Which lines have the string "geen"? Copy all of them from the entries below.

**Data excerpts**
_ _ _ _
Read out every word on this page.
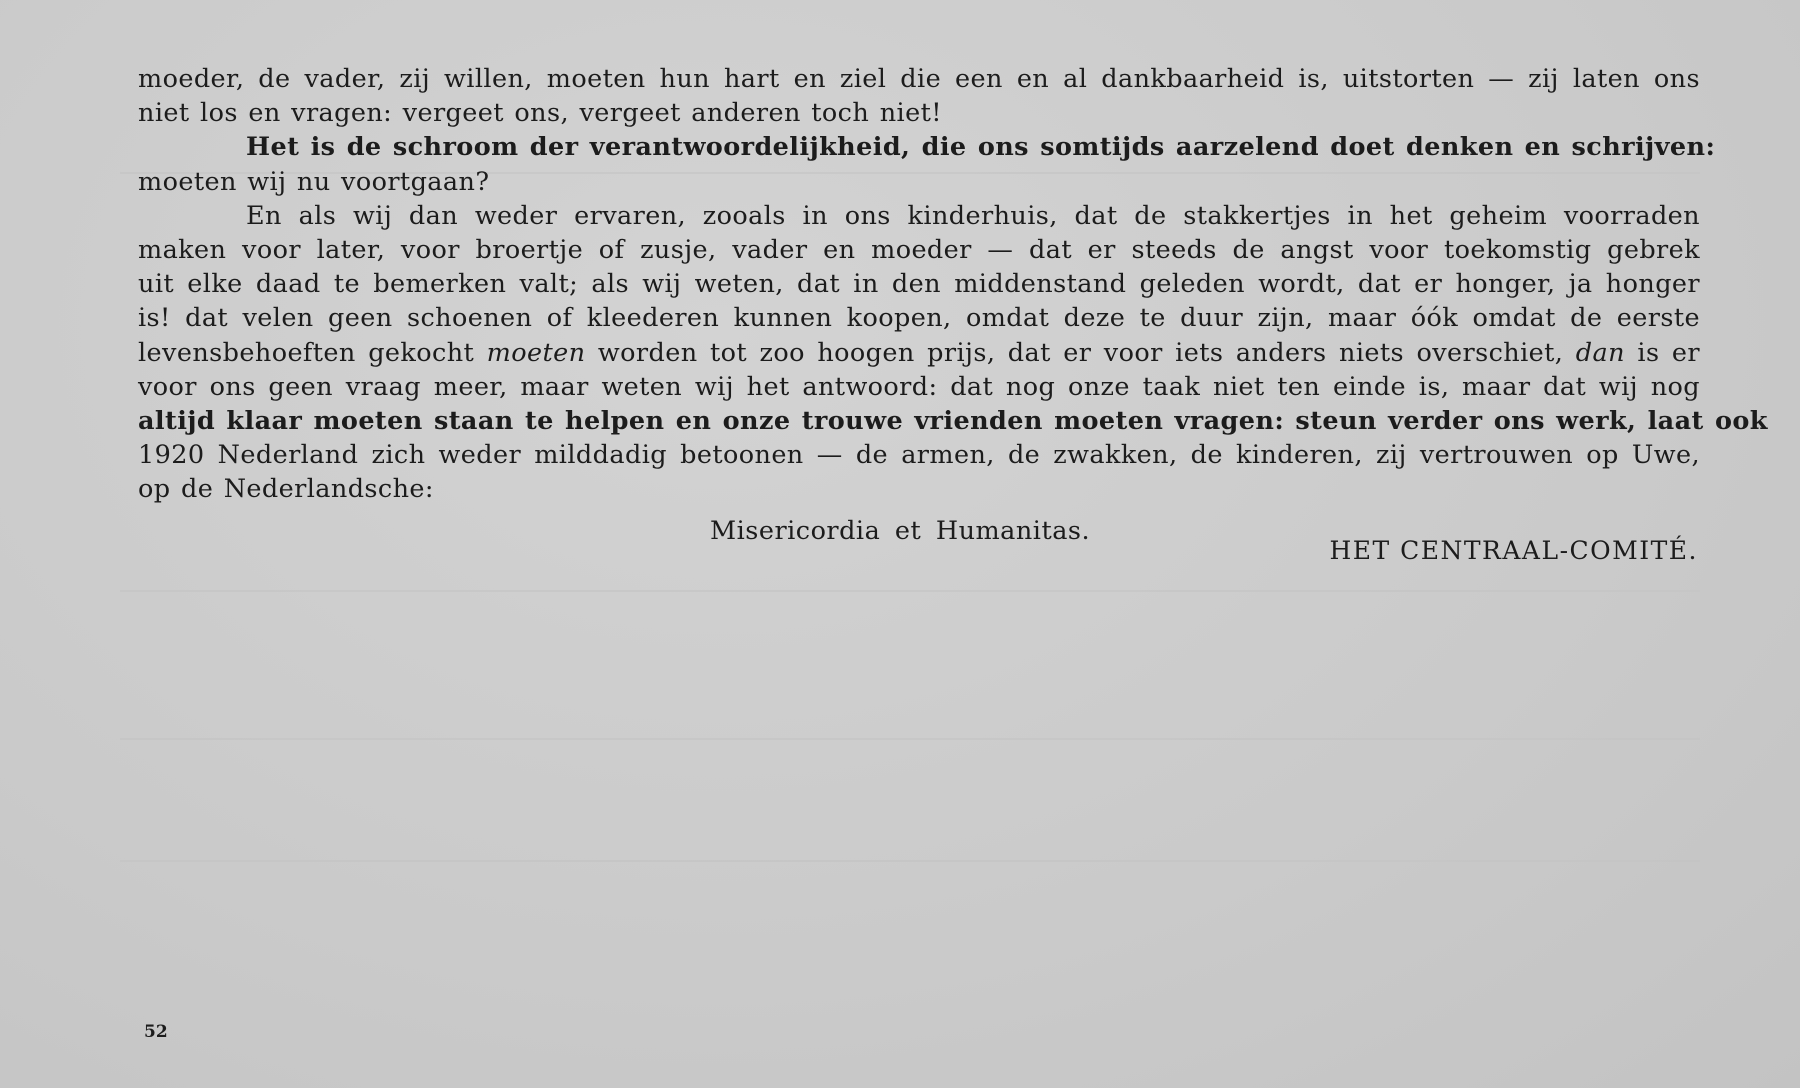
moeder, de vader, zij willen, moeten hun hart en ziel die een en al dankbaarheid is, uitstorten — zij laten ons
niet los en vragen: vergeet ons, vergeet anderen toch niet!
Het is de schroom der verantwoordelijkheid, die ons somtijds aarzelend doet denken en schrijven:
moeten wij nu voortgaan?
En als wij dan weder ervaren, zooals in ons kinderhuis, dat de stakkertjes in het geheim voorraden
maken voor later, voor broertje of zusje, vader en moeder — dat er steeds de angst voor toekomstig gebrek
uit elke daad te bemerken valt; als wij weten, dat in den middenstand geleden wordt, dat er honger, ja honger
is! dat velen geen schoenen of kleederen kunnen koopen, omdat deze te duur zijn, maar óók omdat de eerste
levensbehoeften gekocht moeten worden tot zoo hoogen prijs, dat er voor iets anders niets overschiet, dan is er
voor ons geen vraag meer, maar weten wij het antwoord: dat nog onze taak niet ten einde is, maar dat wij nog
altijd klaar moeten staan te helpen en onze trouwe vrienden moeten vragen: steun verder ons werk, laat ook
1920 Nederland zich weder milddadig betoonen — de armen, de zwakken, de kinderen, zij vertrouwen op Uwe,
op de Nederlandsche:
Misericordia et Humanitas.
HET CENTRAAL-COMITÉ.
52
_ _ _ _
**FINISHED ANSWER**
is! dat velen geen schoenen of kleederen kunnen koopen, omdat deze te duur zijn, maar óók omdat de eerste
voor ons geen vraag meer, maar weten wij het antwoord: dat nog onze taak niet ten einde is, maar dat wij nog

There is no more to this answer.